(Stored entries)
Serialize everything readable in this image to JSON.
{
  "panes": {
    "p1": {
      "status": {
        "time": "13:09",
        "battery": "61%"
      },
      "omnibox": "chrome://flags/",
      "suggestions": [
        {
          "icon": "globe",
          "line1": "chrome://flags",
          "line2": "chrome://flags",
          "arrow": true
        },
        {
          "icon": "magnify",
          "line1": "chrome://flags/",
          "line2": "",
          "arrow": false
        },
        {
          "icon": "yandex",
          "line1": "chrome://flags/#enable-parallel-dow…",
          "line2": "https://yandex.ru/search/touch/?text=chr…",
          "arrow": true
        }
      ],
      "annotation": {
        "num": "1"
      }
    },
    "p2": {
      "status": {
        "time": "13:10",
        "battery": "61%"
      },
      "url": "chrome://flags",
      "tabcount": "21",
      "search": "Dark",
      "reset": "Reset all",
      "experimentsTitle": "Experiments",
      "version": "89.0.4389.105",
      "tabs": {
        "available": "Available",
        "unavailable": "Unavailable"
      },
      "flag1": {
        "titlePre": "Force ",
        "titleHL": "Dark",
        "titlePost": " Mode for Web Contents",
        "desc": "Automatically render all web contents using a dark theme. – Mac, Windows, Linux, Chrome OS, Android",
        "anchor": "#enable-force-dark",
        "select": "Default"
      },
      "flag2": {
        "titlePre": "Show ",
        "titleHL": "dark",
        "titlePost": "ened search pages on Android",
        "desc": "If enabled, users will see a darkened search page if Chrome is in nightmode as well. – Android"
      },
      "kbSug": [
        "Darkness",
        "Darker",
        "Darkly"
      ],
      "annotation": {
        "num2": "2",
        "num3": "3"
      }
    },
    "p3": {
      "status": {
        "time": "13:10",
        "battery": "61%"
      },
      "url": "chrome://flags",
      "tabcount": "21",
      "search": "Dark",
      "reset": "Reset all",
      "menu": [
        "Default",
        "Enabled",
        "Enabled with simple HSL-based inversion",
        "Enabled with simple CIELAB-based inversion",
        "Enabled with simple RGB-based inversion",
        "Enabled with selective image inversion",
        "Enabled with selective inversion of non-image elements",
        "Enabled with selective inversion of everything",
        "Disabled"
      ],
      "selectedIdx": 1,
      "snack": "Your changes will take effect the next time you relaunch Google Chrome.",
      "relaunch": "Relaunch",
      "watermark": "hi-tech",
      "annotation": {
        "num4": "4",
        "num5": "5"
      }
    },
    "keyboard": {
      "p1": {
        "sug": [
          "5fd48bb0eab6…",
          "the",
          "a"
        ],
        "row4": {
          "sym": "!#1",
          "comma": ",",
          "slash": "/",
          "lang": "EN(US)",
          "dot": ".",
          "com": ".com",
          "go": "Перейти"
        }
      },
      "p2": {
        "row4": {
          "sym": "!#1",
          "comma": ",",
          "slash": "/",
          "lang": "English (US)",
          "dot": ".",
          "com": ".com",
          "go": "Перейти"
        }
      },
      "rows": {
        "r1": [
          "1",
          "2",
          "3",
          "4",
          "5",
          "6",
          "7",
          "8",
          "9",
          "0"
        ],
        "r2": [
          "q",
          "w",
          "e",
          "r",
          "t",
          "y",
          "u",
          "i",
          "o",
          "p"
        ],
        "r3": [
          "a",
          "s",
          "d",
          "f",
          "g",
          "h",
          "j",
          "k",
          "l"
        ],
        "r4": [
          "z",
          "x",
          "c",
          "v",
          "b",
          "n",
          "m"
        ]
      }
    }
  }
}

# TASK DIRECTIONS
Your task is to give the records above again, exactly.

# ANSWER BELOW
Serialize everything readable in this image to JSON.
{
  "panes": {
    "p1": {
      "status": {
        "time": "13:09",
        "battery": "61%"
      },
      "omnibox": "chrome://flags/",
      "suggestions": [
        {
          "icon": "globe",
          "line1": "chrome://flags",
          "line2": "chrome://flags",
          "arrow": true
        },
        {
          "icon": "magnify",
          "line1": "chrome://flags/",
          "line2": "",
          "arrow": false
        },
        {
          "icon": "yandex",
          "line1": "chrome://flags/#enable-parallel-dow…",
          "line2": "https://yandex.ru/search/touch/?text=chr…",
          "arrow": true
        }
      ],
      "annotation": {
        "num": "1"
      }
    },
    "p2": {
      "status": {
        "time": "13:10",
        "battery": "61%"
      },
      "url": "chrome://flags",
      "tabcount": "21",
      "search": "Dark",
      "reset": "Reset all",
      "experimentsTitle": "Experiments",
      "version": "89.0.4389.105",
      "tabs": {
        "available": "Available",
        "unavailable": "Unavailable"
      },
      "flag1": {
        "titlePre": "Force ",
        "titleHL": "Dark",
        "titlePost": " Mode for Web Contents",
        "desc": "Automatically render all web contents using a dark theme. – Mac, Windows, Linux, Chrome OS, Android",
        "anchor": "#enable-force-dark",
        "select": "Default"
      },
      "flag2": {
        "titlePre": "Show ",
        "titleHL": "dark",
        "titlePost": "ened search pages on Android",
        "desc": "If enabled, users will see a darkened search page if Chrome is in nightmode as well. – Android"
      },
      "kbSug": [
        "Darkness",
        "Darker",
        "Darkly"
      ],
      "annotation": {
        "num2": "2",
        "num3": "3"
      }
    },
    "p3": {
      "status": {
        "time": "13:10",
        "battery": "61%"
      },
      "url": "chrome://flags",
      "tabcount": "21",
      "search": "Dark",
      "reset": "Reset all",
      "menu": [
        "Default",
        "Enabled",
        "Enabled with simple HSL-based inversion",
        "Enabled with simple CIELAB-based inversion",
        "Enabled with simple RGB-based inversion",
        "Enabled with selective image inversion",
        "Enabled with selective inversion of non-image elements",
        "Enabled with selective inversion of everything",
        "Disabled"
      ],
      "selectedIdx": 1,
      "snack": "Your changes will take effect the next time you relaunch Google Chrome.",
      "relaunch": "Relaunch",
      "watermark": "hi-tech",
      "annotation": {
        "num4": "4",
        "num5": "5"
      }
    },
    "keyboard": {
      "p1": {
        "sug": [
          "5fd48bb0eab6…",
          "the",
          "a"
        ],
        "row4": {
          "sym": "!#1",
          "comma": ",",
          "slash": "/",
          "lang": "EN(US)",
          "dot": ".",
          "com": ".com",
          "go": "Перейти"
        }
      },
      "p2": {
        "row4": {
          "sym": "!#1",
          "comma": ",",
          "slash": "/",
          "lang": "English (US)",
          "dot": ".",
          "com": ".com",
          "go": "Перейти"
        }
      },
      "rows": {
        "r1": [
          "1",
          "2",
          "3",
          "4",
          "5",
          "6",
          "7",
          "8",
          "9",
          "0"
        ],
        "r2": [
          "q",
          "w",
          "e",
          "r",
          "t",
          "y",
          "u",
          "i",
          "o",
          "p"
        ],
        "r3": [
          "a",
          "s",
          "d",
          "f",
          "g",
          "h",
          "j",
          "k",
          "l"
        ],
        "r4": [
          "z",
          "x",
          "c",
          "v",
          "b",
          "n",
          "m"
        ]
      }
    }
  }
}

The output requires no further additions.